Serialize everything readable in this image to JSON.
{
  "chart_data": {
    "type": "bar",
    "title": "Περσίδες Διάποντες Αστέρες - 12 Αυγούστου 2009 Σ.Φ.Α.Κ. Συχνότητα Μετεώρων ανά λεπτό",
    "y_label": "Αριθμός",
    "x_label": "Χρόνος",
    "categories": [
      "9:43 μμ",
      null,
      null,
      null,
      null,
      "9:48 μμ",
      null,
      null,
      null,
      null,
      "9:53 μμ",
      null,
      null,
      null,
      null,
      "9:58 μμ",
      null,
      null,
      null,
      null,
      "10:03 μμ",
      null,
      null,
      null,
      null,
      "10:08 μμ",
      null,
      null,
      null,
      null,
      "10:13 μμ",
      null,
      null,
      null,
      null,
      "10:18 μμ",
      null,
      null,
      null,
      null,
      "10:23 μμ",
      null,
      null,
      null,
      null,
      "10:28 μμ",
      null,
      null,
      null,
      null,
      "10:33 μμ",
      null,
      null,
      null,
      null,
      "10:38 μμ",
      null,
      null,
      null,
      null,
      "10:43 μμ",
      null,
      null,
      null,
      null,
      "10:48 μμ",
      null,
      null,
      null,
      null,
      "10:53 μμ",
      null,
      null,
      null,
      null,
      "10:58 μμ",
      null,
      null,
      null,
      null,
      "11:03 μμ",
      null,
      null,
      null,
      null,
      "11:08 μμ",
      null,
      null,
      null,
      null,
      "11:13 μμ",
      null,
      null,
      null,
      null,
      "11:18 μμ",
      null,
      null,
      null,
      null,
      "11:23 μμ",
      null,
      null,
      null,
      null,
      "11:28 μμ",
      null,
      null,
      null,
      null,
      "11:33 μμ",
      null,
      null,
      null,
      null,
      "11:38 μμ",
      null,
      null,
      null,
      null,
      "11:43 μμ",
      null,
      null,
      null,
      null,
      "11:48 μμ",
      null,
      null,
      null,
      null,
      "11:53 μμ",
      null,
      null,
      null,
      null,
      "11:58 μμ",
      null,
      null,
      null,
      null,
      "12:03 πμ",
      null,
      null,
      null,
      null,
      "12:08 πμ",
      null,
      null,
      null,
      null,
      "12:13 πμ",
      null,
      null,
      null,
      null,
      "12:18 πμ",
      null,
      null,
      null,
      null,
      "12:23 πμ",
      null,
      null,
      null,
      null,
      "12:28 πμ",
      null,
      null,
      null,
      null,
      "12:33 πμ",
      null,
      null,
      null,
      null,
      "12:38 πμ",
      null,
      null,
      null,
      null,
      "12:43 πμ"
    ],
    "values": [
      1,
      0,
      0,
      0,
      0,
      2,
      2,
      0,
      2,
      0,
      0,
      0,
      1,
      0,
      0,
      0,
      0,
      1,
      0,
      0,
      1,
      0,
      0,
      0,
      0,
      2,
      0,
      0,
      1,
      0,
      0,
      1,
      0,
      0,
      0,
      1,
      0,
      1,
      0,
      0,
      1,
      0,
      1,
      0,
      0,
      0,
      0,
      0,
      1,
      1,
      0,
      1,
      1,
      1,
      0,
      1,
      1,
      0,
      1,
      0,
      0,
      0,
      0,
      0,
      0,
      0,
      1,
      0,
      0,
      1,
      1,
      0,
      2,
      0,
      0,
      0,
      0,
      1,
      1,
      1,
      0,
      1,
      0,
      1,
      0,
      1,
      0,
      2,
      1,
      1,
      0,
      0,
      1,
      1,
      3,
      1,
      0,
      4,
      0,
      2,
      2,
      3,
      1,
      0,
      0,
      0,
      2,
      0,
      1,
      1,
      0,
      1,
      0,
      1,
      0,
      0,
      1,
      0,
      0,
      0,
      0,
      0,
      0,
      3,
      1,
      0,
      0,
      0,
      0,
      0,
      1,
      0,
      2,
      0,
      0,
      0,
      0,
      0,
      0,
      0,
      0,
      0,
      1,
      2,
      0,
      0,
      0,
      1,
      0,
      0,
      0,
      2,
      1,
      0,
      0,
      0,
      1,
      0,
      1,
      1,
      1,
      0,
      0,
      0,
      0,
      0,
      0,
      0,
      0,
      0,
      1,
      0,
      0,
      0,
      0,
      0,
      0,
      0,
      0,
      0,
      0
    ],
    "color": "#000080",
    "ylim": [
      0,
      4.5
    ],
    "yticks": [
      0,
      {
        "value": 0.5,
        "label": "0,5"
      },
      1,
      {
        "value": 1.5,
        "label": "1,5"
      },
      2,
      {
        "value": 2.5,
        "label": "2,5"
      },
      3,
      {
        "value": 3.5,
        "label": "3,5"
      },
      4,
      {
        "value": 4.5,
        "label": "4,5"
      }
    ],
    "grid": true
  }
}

....

What you need to do
Go through the listing and copy all of it exactly.

Completed exercise
Serialize everything readable in this image to JSON.
{
  "chart_data": {
    "type": "bar",
    "title": "Περσίδες Διάποντες Αστέρες - 12 Αυγούστου 2009 Σ.Φ.Α.Κ. Συχνότητα Μετεώρων ανά λεπτό",
    "y_label": "Αριθμός",
    "x_label": "Χρόνος",
    "categories": [
      "9:43 μμ",
      null,
      null,
      null,
      null,
      "9:48 μμ",
      null,
      null,
      null,
      null,
      "9:53 μμ",
      null,
      null,
      null,
      null,
      "9:58 μμ",
      null,
      null,
      null,
      null,
      "10:03 μμ",
      null,
      null,
      null,
      null,
      "10:08 μμ",
      null,
      null,
      null,
      null,
      "10:13 μμ",
      null,
      null,
      null,
      null,
      "10:18 μμ",
      null,
      null,
      null,
      null,
      "10:23 μμ",
      null,
      null,
      null,
      null,
      "10:28 μμ",
      null,
      null,
      null,
      null,
      "10:33 μμ",
      null,
      null,
      null,
      null,
      "10:38 μμ",
      null,
      null,
      null,
      null,
      "10:43 μμ",
      null,
      null,
      null,
      null,
      "10:48 μμ",
      null,
      null,
      null,
      null,
      "10:53 μμ",
      null,
      null,
      null,
      null,
      "10:58 μμ",
      null,
      null,
      null,
      null,
      "11:03 μμ",
      null,
      null,
      null,
      null,
      "11:08 μμ",
      null,
      null,
      null,
      null,
      "11:13 μμ",
      null,
      null,
      null,
      null,
      "11:18 μμ",
      null,
      null,
      null,
      null,
      "11:23 μμ",
      null,
      null,
      null,
      null,
      "11:28 μμ",
      null,
      null,
      null,
      null,
      "11:33 μμ",
      null,
      null,
      null,
      null,
      "11:38 μμ",
      null,
      null,
      null,
      null,
      "11:43 μμ",
      null,
      null,
      null,
      null,
      "11:48 μμ",
      null,
      null,
      null,
      null,
      "11:53 μμ",
      null,
      null,
      null,
      null,
      "11:58 μμ",
      null,
      null,
      null,
      null,
      "12:03 πμ",
      null,
      null,
      null,
      null,
      "12:08 πμ",
      null,
      null,
      null,
      null,
      "12:13 πμ",
      null,
      null,
      null,
      null,
      "12:18 πμ",
      null,
      null,
      null,
      null,
      "12:23 πμ",
      null,
      null,
      null,
      null,
      "12:28 πμ",
      null,
      null,
      null,
      null,
      "12:33 πμ",
      null,
      null,
      null,
      null,
      "12:38 πμ",
      null,
      null,
      null,
      null,
      "12:43 πμ"
    ],
    "values": [
      1,
      0,
      0,
      0,
      0,
      2,
      2,
      0,
      2,
      0,
      0,
      0,
      1,
      0,
      0,
      0,
      0,
      1,
      0,
      0,
      1,
      0,
      0,
      0,
      0,
      2,
      0,
      0,
      1,
      0,
      0,
      1,
      0,
      0,
      0,
      1,
      0,
      1,
      0,
      0,
      1,
      0,
      1,
      0,
      0,
      0,
      0,
      0,
      1,
      1,
      0,
      1,
      1,
      1,
      0,
      1,
      1,
      0,
      1,
      0,
      0,
      0,
      0,
      0,
      0,
      0,
      1,
      0,
      0,
      1,
      1,
      0,
      2,
      0,
      0,
      0,
      0,
      1,
      1,
      1,
      0,
      1,
      0,
      1,
      0,
      1,
      0,
      2,
      1,
      1,
      0,
      0,
      1,
      1,
      3,
      1,
      0,
      4,
      0,
      2,
      2,
      3,
      1,
      0,
      0,
      0,
      2,
      0,
      1,
      1,
      0,
      1,
      0,
      1,
      0,
      0,
      1,
      0,
      0,
      0,
      0,
      0,
      0,
      3,
      1,
      0,
      0,
      0,
      0,
      0,
      1,
      0,
      2,
      0,
      0,
      0,
      0,
      0,
      0,
      0,
      0,
      0,
      1,
      2,
      0,
      0,
      0,
      1,
      0,
      0,
      0,
      2,
      1,
      0,
      0,
      0,
      1,
      0,
      1,
      1,
      1,
      0,
      0,
      0,
      0,
      0,
      0,
      0,
      0,
      0,
      1,
      0,
      0,
      0,
      0,
      0,
      0,
      0,
      0,
      0,
      0
    ],
    "color": "#000080",
    "ylim": [
      0,
      4.5
    ],
    "yticks": [
      0,
      {
        "value": 0.5,
        "label": "0,5"
      },
      1,
      {
        "value": 1.5,
        "label": "1,5"
      },
      2,
      {
        "value": 2.5,
        "label": "2,5"
      },
      3,
      {
        "value": 3.5,
        "label": "3,5"
      },
      4,
      {
        "value": 4.5,
        "label": "4,5"
      }
    ],
    "grid": true
  }
}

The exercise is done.